• [Objective]:
Copy out the rows word for word, beginning at the line that contains "dismissal-note-box: If you" and stopping after the line that contains "girl-smile — [450, 592, 486, 604]".

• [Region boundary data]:
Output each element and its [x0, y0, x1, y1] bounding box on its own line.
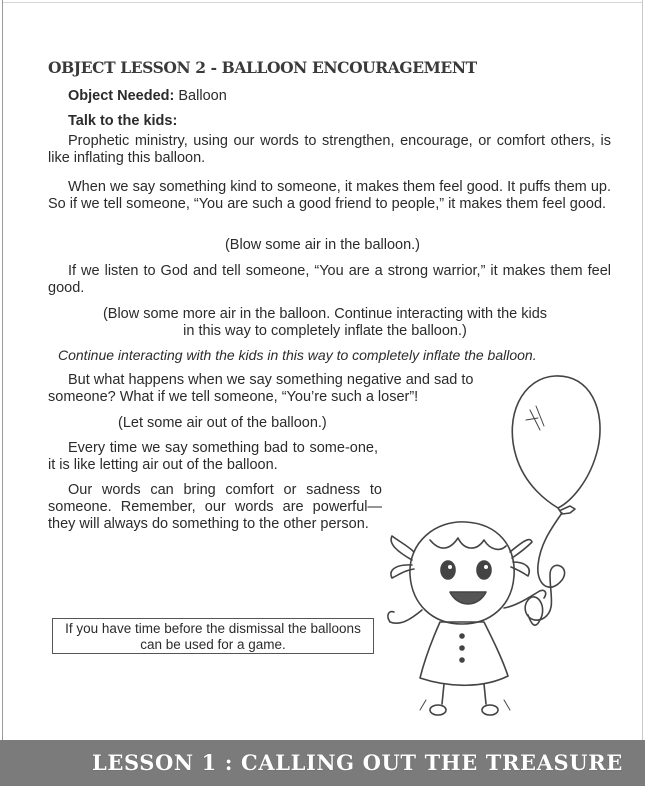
dismissal-note-box: If you have time before the dismissal the balloons can be used for a game. — [52, 618, 374, 654]
footer-lesson-title: LESSON 1 : CALLING OUT THE TREASURE — [92, 750, 623, 775]
girl-head — [410, 522, 514, 624]
paragraph-5: Every time we say something bad to some-one, it is like letting air out of the balloon. — [48, 440, 378, 473]
paragraph-4: But what happens when we say something negative and sad to someone? What if we tell someone, “You’re such a loser”! — [48, 372, 474, 405]
object-needed-label: Object Needed: — [68, 88, 175, 104]
girl-dress — [420, 622, 508, 685]
girl-smile — [450, 592, 486, 604]
paragraph-1: Prophetic ministry, using our words to strengthen, encourage, or comfort others, is like inflating this balloon. — [48, 133, 611, 166]
paragraph-6: Our words can bring comfort or sadness to someone. Remember, our words are powerful—they will always do something to the other person. — [48, 482, 382, 532]
talk-heading: Talk to the kids: — [68, 113, 178, 129]
girl-with-balloon-illustration — [380, 370, 630, 730]
object-needed-value: Balloon — [178, 88, 227, 104]
page-border-top — [2, 2, 643, 3]
stage-direction-2: (Blow some more air in the balloon. Continue interacting with the kids in this way to completely inflate the balloon.) — [102, 306, 548, 339]
balloon-icon — [512, 376, 600, 508]
stage-direction-3: (Let some air out of the balloon.) — [118, 415, 327, 431]
page-border-left — [2, 0, 3, 740]
page-border-right — [642, 0, 643, 740]
lesson-title: OBJECT LESSON 2 - BALLOON ENCOURAGEMENT — [48, 58, 477, 77]
paragraph-3: If we listen to God and tell someone, “You are a strong warrior,” it makes them feel good. — [48, 263, 611, 296]
object-needed — [68, 88, 227, 104]
paragraph-2: When we say something kind to someone, it makes them feel good. It puffs them up. So if we tell someone, “You are such a good friend to people,” it makes them feel good. — [48, 179, 611, 212]
italic-instruction: Continue interacting with the kids in this way to completely inflate the balloon. — [58, 347, 537, 363]
balloon-string — [525, 513, 564, 625]
stage-direction-1: (Blow some air in the balloon.) — [224, 237, 421, 253]
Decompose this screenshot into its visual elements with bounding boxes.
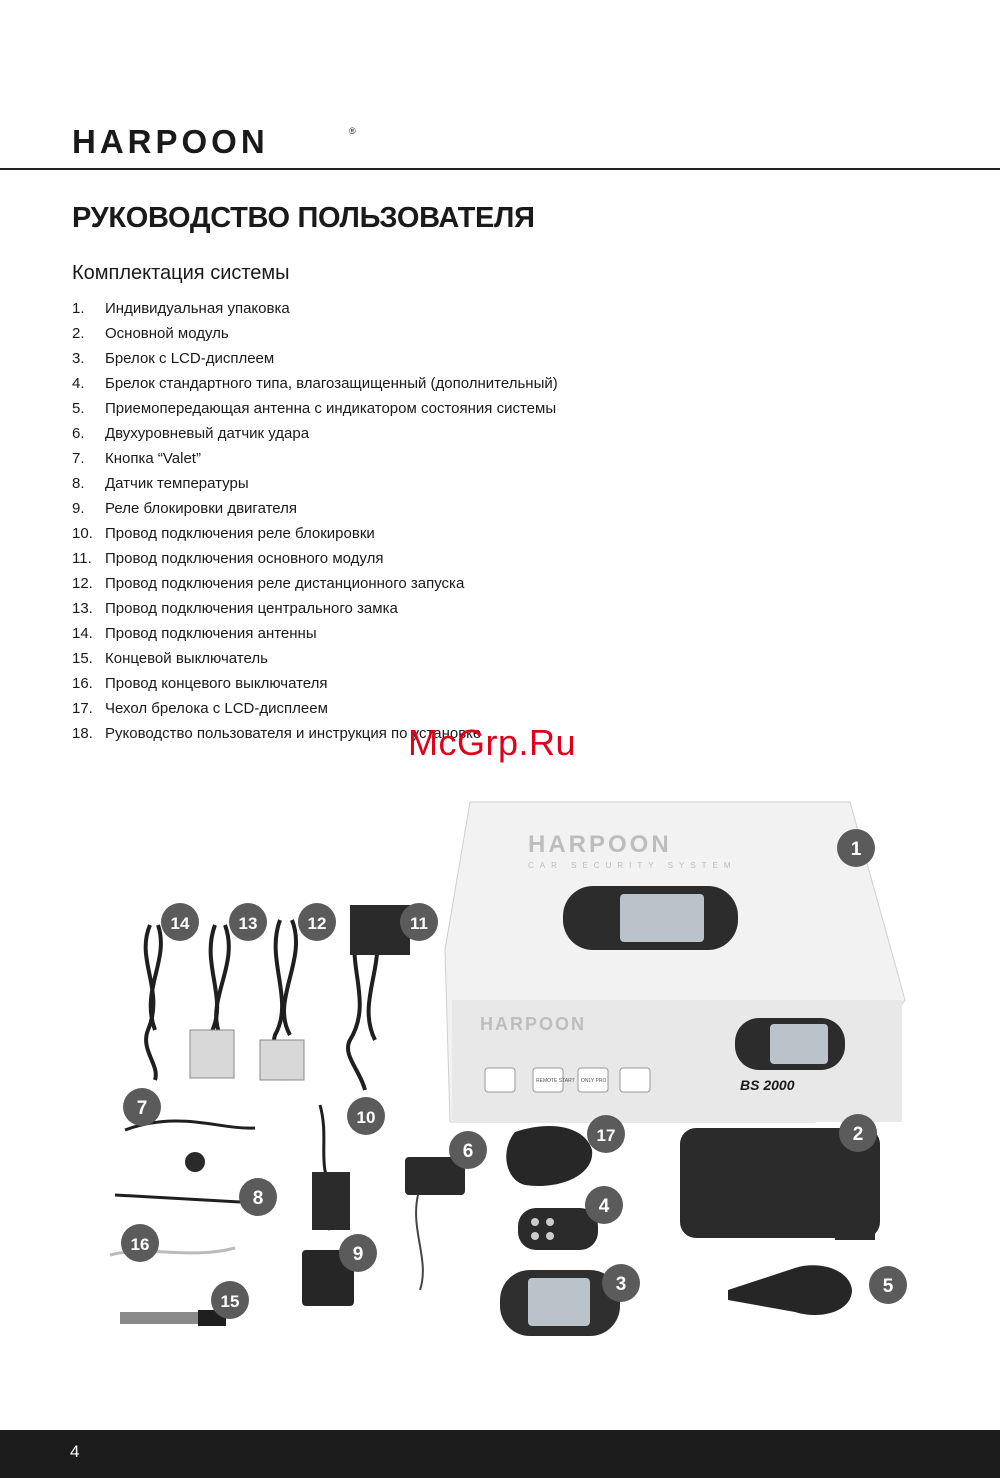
- svg-text:HARPOON: HARPOON: [480, 1014, 587, 1034]
- contents-item-label: Кнопка “Valet”: [105, 450, 201, 467]
- box-brand: HARPOON: [528, 831, 672, 858]
- contents-item-label: Индивидуальная упаковка: [105, 300, 290, 317]
- contents-item-label: Реле блокировки двигателя: [105, 500, 298, 517]
- callout-14: [161, 903, 199, 941]
- contents-item-number: 18.: [72, 725, 93, 742]
- contents-item-number: 16.: [72, 675, 93, 692]
- contents-item: [72, 496, 558, 521]
- contents-item-label: Провод подключения реле дистанционного запуска: [105, 575, 465, 592]
- contents-item-label: Брелок стандартного типа, влагозащищенный (дополнительный): [105, 375, 558, 392]
- contents-item-number: 7.: [72, 450, 85, 467]
- contents-item: [72, 396, 558, 421]
- callout-13: [229, 903, 267, 941]
- logo-lettering: HARPOON: [72, 123, 269, 160]
- standard-fob: [518, 1208, 598, 1250]
- contents-item-label: Провод подключения антенны: [105, 625, 317, 642]
- callout-17: [587, 1115, 625, 1153]
- contents-item: [72, 321, 558, 346]
- contents-item-label: Провод подключения реле блокировки: [105, 525, 375, 542]
- contents-item-label: Провод концевого выключателя: [105, 675, 328, 692]
- contents-item-number: 4.: [72, 375, 85, 392]
- svg-text:13: 13: [238, 914, 258, 933]
- contents-item-label: Приемопередающая антенна с индикатором состояния системы: [105, 400, 557, 417]
- svg-text:16: 16: [130, 1235, 150, 1254]
- callout-1: [837, 829, 875, 867]
- section-subtitle: Комплектация системы: [72, 262, 290, 284]
- box-tagline: CAR SECURITY SYSTEM: [528, 861, 737, 870]
- svg-text:3: 3: [615, 1274, 627, 1295]
- contents-item: [72, 446, 558, 471]
- svg-text:4: 4: [598, 1196, 610, 1217]
- contents-item: [72, 471, 558, 496]
- contents-item-number: 10.: [72, 525, 93, 542]
- svg-text:6: 6: [462, 1141, 474, 1162]
- svg-text:11: 11: [410, 914, 428, 933]
- contents-item: [72, 521, 558, 546]
- contents-item: [72, 646, 558, 671]
- callout-5: [869, 1266, 907, 1304]
- contents-item-number: 2.: [72, 325, 85, 342]
- svg-text:7: 7: [136, 1098, 148, 1119]
- product-photo: [80, 790, 920, 1350]
- contents-item-number: 1.: [72, 300, 85, 317]
- contents-item-label: Датчик температуры: [105, 475, 249, 492]
- contents-item-label: Провод подключения основного модуля: [105, 550, 384, 567]
- badge-only-pro: ONLY PRO: [581, 1078, 607, 1084]
- svg-text:8: 8: [252, 1188, 264, 1209]
- callout-12: [298, 903, 336, 941]
- contents-item-label: Руководство пользователя и инструкция по установке: [105, 725, 482, 742]
- svg-text:®: ®: [349, 126, 356, 136]
- svg-text:17: 17: [596, 1126, 616, 1145]
- watermark: McGrp.Ru: [408, 722, 577, 763]
- contents-item: [72, 346, 558, 371]
- contents-item-number: 5.: [72, 400, 85, 417]
- contents-item: [72, 596, 558, 621]
- contents-item-number: 12.: [72, 575, 93, 592]
- svg-text:15: 15: [220, 1292, 240, 1311]
- limit-switch: [120, 1312, 198, 1324]
- callout-4: [585, 1186, 623, 1224]
- contents-item-number: 13.: [72, 600, 93, 617]
- contents-item: [72, 696, 558, 721]
- callout-10: [347, 1097, 385, 1135]
- contents-item: [72, 421, 558, 446]
- badge-remote-start: REMOTE START: [536, 1078, 575, 1084]
- callout-8: [239, 1178, 277, 1216]
- contents-item-label: Провод подключения центрального замка: [105, 600, 398, 617]
- contents-item-number: 3.: [72, 350, 85, 367]
- contents-item-number: 17.: [72, 700, 93, 717]
- contents-item-number: 11.: [72, 550, 92, 567]
- contents-item: [72, 671, 558, 696]
- callout-7: [123, 1088, 161, 1126]
- contents-item-label: Концевой выключатель: [105, 650, 268, 667]
- contents-item: [72, 621, 558, 646]
- callout-16: [121, 1224, 159, 1262]
- header-divider: [0, 168, 1000, 170]
- svg-text:2: 2: [852, 1124, 864, 1145]
- contents-item: [72, 546, 558, 571]
- callout-3: [602, 1264, 640, 1302]
- contents-item: [72, 571, 558, 596]
- svg-text:1: 1: [850, 839, 862, 860]
- contents-item-number: 8.: [72, 475, 85, 492]
- valet-button: [185, 1152, 205, 1172]
- packaging-box: [445, 802, 905, 1122]
- fob-cover: [506, 1126, 592, 1186]
- contents-item: [72, 296, 558, 321]
- svg-text:5: 5: [882, 1276, 894, 1297]
- page-title: РУКОВОДСТВО ПОЛЬЗОВАТЕЛЯ: [72, 202, 535, 234]
- contents-item-label: Чехол брелока с LCD-дисплеем: [105, 700, 328, 717]
- svg-text:10: 10: [356, 1108, 376, 1127]
- contents-item-label: Основной модуль: [105, 325, 229, 342]
- contents-item-label: Двухуровневый датчик удара: [105, 425, 310, 442]
- callout-11: [400, 903, 438, 941]
- antenna: [728, 1265, 852, 1315]
- svg-text:12: 12: [307, 914, 327, 933]
- page-footer: [0, 1430, 1000, 1478]
- contents-item-number: 6.: [72, 425, 85, 442]
- callout-2: [839, 1114, 877, 1152]
- contents-item-number: 9.: [72, 500, 85, 517]
- callout-15: [211, 1281, 249, 1319]
- svg-text:14: 14: [170, 914, 190, 933]
- page-number: 4: [70, 1442, 80, 1461]
- contents-item: [72, 371, 558, 396]
- svg-text:9: 9: [352, 1244, 364, 1265]
- contents-list: [72, 296, 558, 746]
- box-model: BS 2000: [740, 1077, 795, 1093]
- callout-9: [339, 1234, 377, 1272]
- contents-item-number: 14.: [72, 625, 93, 642]
- callout-6: [449, 1131, 487, 1169]
- contents-item-number: 15.: [72, 650, 93, 667]
- contents-item-label: Брелок с LCD-дисплеем: [105, 350, 275, 367]
- harpoon-logo: [72, 122, 357, 160]
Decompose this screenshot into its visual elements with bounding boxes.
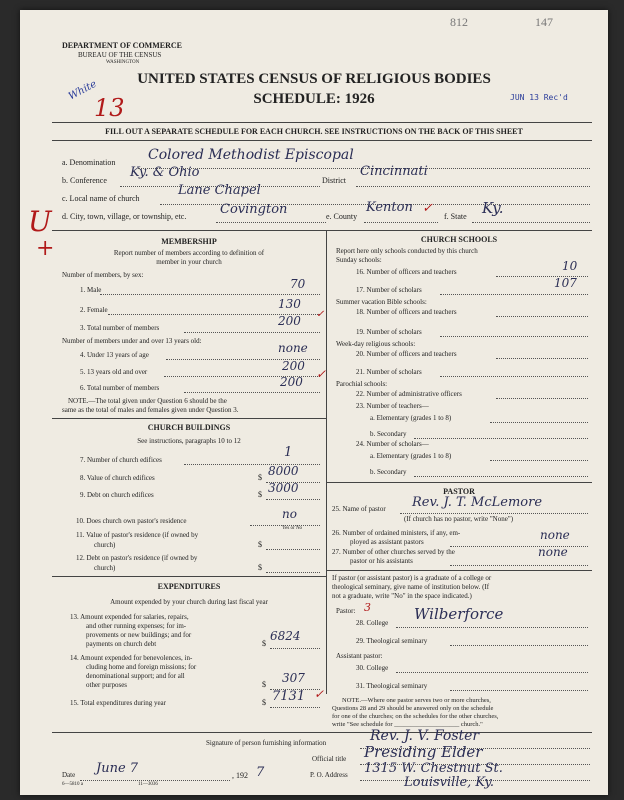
q14-label-a: 14. Amount expended for benevolences, in- [70, 654, 193, 662]
q30-label: 30. College [356, 664, 389, 672]
q24-label: 24. Number of scholars— [356, 440, 429, 448]
conference-label: b. Conference [62, 176, 107, 185]
census-schedule-sheet [20, 10, 608, 795]
pastor-subheading: Pastor: [336, 607, 356, 615]
q3-label: 3. Total number of members [80, 324, 160, 332]
official-title-label: Official title [312, 755, 347, 763]
q8-label: 8. Value of church edifices [80, 474, 155, 482]
q1-label: 1. Male [80, 286, 102, 294]
q31-label: 31. Theological seminary [356, 682, 428, 690]
q13-dollar: $ [262, 639, 266, 648]
membership-subheading-1: Report number of members according to definition of [113, 249, 265, 257]
margin-letter: U [28, 205, 52, 238]
sunday-schools-label: Sunday schools: [336, 256, 382, 264]
q25-value: Rev. J. T. McLemore [412, 495, 543, 510]
q20-label: 20. Number of officers and teachers [356, 350, 457, 358]
county-value: Kenton [366, 200, 413, 215]
q4-label: 4. Under 13 years of age [80, 351, 149, 359]
county-label: e. County [326, 212, 358, 221]
q28-value: Wilberforce [414, 605, 504, 623]
q12-label-a: 12. Debt on pastor's residence (if owned by [76, 554, 198, 562]
county-check-mark: ✓ [422, 201, 433, 216]
q6-value: 200 [280, 375, 303, 389]
membership-note-2: same as the total of males and females given under Question 3. [62, 406, 239, 414]
parochial-schools-label: Parochial schools: [336, 380, 388, 388]
q27-label-b: pastor or his assistants [350, 557, 413, 565]
q3-value: 200 [278, 314, 301, 328]
q14-label-d: other purposes [86, 681, 128, 689]
form-title: UNITED STATES CENSUS OF RELIGIOUS BODIES [137, 71, 491, 87]
membership-note-1: NOTE.—The total given under Question 6 should be the [68, 397, 227, 405]
q23b-label: b. Secondary [370, 430, 407, 438]
expenditures-heading: EXPENDITURES [157, 582, 221, 591]
q15-check-mark: ✓ [314, 687, 325, 701]
q14-value: 307 [282, 671, 305, 685]
q8-value: 8000 [268, 464, 299, 478]
q24b-label: b. Secondary [370, 468, 407, 476]
q9-dollar: $ [258, 490, 262, 499]
denomination-label: a. Denomination [62, 158, 116, 167]
q13-value: 6824 [270, 629, 301, 643]
q10-label: 10. Does church own pastor's residence [76, 517, 187, 525]
q3-check-mark: ✓ [316, 309, 325, 320]
q17-label: 17. Number of scholars [356, 286, 422, 294]
pastor-mark: 3 [364, 601, 371, 614]
q13-label-b: and other running expenses; for im- [86, 622, 187, 630]
q2-label: 2. Female [80, 306, 108, 314]
city-label: d. City, town, village, or township, etc. [62, 212, 187, 221]
q28-label: 28. College [356, 619, 389, 627]
q27-value: none [538, 545, 568, 559]
q16-value: 10 [562, 259, 578, 273]
graduate-note-3: not a graduate, write "No" in the space indicated.) [332, 592, 472, 600]
q26-label-b: ployed as assistant pastors [350, 538, 424, 546]
q27-label-a: 27. Number of other churches served by the [332, 548, 455, 556]
bureau-name: BUREAU OF THE CENSUS [78, 51, 162, 59]
graduate-note-2: theological seminary, give name of institution below. (If [332, 583, 490, 591]
margin-number: 13 [94, 94, 125, 122]
department-name: DEPARTMENT OF COMMERCE [62, 41, 183, 50]
q6-check-mark: ✓ [316, 367, 327, 381]
q11-label-b: church) [94, 541, 116, 549]
q13-label-d: payments on church debt [86, 640, 157, 648]
age-label: Number of members under and over 13 years old: [62, 337, 202, 345]
q12-dollar: $ [258, 563, 262, 572]
stamp-number-right: 147 [535, 15, 553, 29]
q13-label-c: provements or new buildings; and for [86, 631, 192, 639]
state-value: Ky. [482, 199, 504, 217]
q5-label: 5. 13 years old and over [80, 368, 148, 376]
yes-no-hint: Yes or No [282, 526, 303, 531]
schools-subheading: Report here only schools conducted by this church [336, 247, 478, 255]
q8-dollar: $ [258, 473, 262, 482]
membership-heading: MEMBERSHIP [161, 237, 217, 246]
pastor-note-2: Questions 28 and 29 should be answered only on the schedule [332, 705, 494, 712]
q14-dollar: $ [262, 680, 266, 689]
summer-schools-label: Summer vacation Bible schools: [336, 298, 427, 306]
q16-label: 16. Number of officers and teachers [356, 268, 457, 276]
schedule-title: SCHEDULE: 1926 [253, 91, 375, 107]
q26-label-a: 26. Number of ordained ministers, if any, em- [332, 529, 461, 537]
pastor-note-4: write "See schedule for ____________________ church." [332, 721, 483, 728]
district-label: District [322, 176, 346, 185]
date-value: June 7 [96, 761, 139, 776]
weekday-schools-label: Week-day religious schools: [336, 340, 416, 348]
buildings-subheading: See instructions, paragraphs 10 to 12 [137, 437, 241, 445]
q7-value: 1 [284, 445, 293, 460]
q5-value: 200 [282, 359, 305, 373]
q18-label: 18. Number of officers and teachers [356, 308, 457, 316]
margin-note-white: White [66, 78, 99, 103]
membership-subheading-2: member in your church [156, 258, 222, 266]
year-digit: 7 [256, 765, 265, 780]
q11-dollar: $ [258, 540, 262, 549]
district-value: Cincinnati [360, 164, 428, 179]
q21-label: 21. Number of scholars [356, 368, 422, 376]
q15-value: 7131 [272, 689, 306, 704]
official-title-value: Presiding Elder [364, 743, 483, 761]
po-address-label: P. O. Address [310, 771, 348, 779]
q25-note: (If church has no pastor, write "None") [404, 515, 514, 523]
bureau-city: WASHINGTON [106, 60, 140, 65]
state-label: f. State [444, 212, 467, 221]
year-prefix: , 192 [232, 771, 248, 780]
q1-value: 70 [290, 277, 306, 291]
pastor-note-1: NOTE.—Where one pastor serves two or more churches, [342, 697, 491, 704]
q11-label-a: 11. Value of pastor's residence (if owned by [76, 531, 199, 539]
pastor-heading: PASTOR [443, 487, 475, 496]
q9-label: 9. Debt on church edifices [80, 491, 154, 499]
signature-value: Rev. J. V. Foster [370, 728, 480, 744]
form-code-2: 11—3036 [138, 782, 158, 787]
q9-value: 3000 [268, 481, 299, 495]
pastor-note-3: for one of the churches; on the schedules for the other churches, [332, 713, 499, 720]
assistant-pastor-subheading: Assistant pastor: [336, 652, 383, 660]
q15-label: 15. Total expenditures during year [70, 699, 166, 707]
q14-label-b: cluding home and foreign missions; for [86, 663, 197, 671]
graduate-note-1: If pastor (or assistant pastor) is a graduate of a college or [332, 574, 492, 582]
denomination-value: Colored Methodist Episcopal [148, 147, 354, 163]
date-label: Date [62, 771, 76, 779]
q2-value: 130 [278, 297, 301, 311]
schools-heading: CHURCH SCHOOLS [420, 235, 498, 244]
expenditures-subheading: Amount expended by your church during last fiscal year [110, 598, 268, 606]
q14-label-c: denominational support; and for all [86, 672, 185, 680]
q26-value: none [540, 528, 570, 542]
buildings-heading: CHURCH BUILDINGS [147, 423, 231, 432]
q17-value: 107 [554, 276, 577, 290]
margin-plus-mark: + [36, 236, 55, 261]
q15-dollar: $ [262, 698, 266, 707]
signature-label: Signature of person furnishing information [206, 739, 327, 747]
po-address-line-2: Louisville, Ky. [404, 775, 495, 790]
conference-value: Ky. & Ohio [130, 165, 200, 180]
q7-label: 7. Number of church edifices [80, 456, 162, 464]
by-sex-label: Number of members, by sex: [62, 271, 144, 279]
city-value: Covington [220, 202, 288, 217]
q23a-label: a. Elementary (grades 1 to 8) [370, 414, 452, 422]
q22-label: 22. Number of administrative officers [356, 390, 462, 398]
q10-value: no [282, 507, 297, 521]
q6-label: 6. Total number of members [80, 384, 160, 392]
q12-label-b: church) [94, 564, 116, 572]
q23-label: 23. Number of teachers— [356, 402, 429, 410]
local-name-value: Lane Chapel [178, 183, 261, 198]
form-code: 6—5810 a [62, 782, 83, 787]
q19-label: 19. Number of scholars [356, 328, 422, 336]
q4-value: none [278, 341, 308, 355]
received-stamp: JUN 13 Rec'd [510, 93, 568, 102]
q25-label: 25. Name of pastor [332, 505, 386, 513]
stamp-number-left: 812 [450, 15, 468, 29]
q13-label-a: 13. Amount expended for salaries, repairs, [70, 613, 189, 621]
q29-label: 29. Theological seminary [356, 637, 428, 645]
local-name-label: c. Local name of church [62, 194, 140, 203]
q24a-label: a. Elementary (grades 1 to 8) [370, 452, 452, 460]
form-instruction: FILL OUT A SEPARATE SCHEDULE FOR EACH CHURCH. SEE INSTRUCTIONS ON THE BACK OF THIS SHEET [105, 127, 523, 136]
po-address-line-1: 1315 W. Chestnut St. [364, 761, 503, 776]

• [Task output]:
dismissal-note-box: If you have time before the dismissal the balloons can be used for a game. — [52, 618, 374, 654]
footer-lesson-title: LESSON 1 : CALLING OUT THE TREASURE — [92, 750, 623, 775]
girl-head — [410, 522, 514, 624]
paragraph-5: Every time we say something bad to some-one, it is like letting air out of the balloon. — [48, 440, 378, 473]
paragraph-4: But what happens when we say something negative and sad to someone? What if we tell someone, “You’re such a loser”! — [48, 372, 474, 405]
object-needed-label: Object Needed: — [68, 88, 175, 104]
girl-dress — [420, 622, 508, 685]
girl-smile — [450, 592, 486, 604]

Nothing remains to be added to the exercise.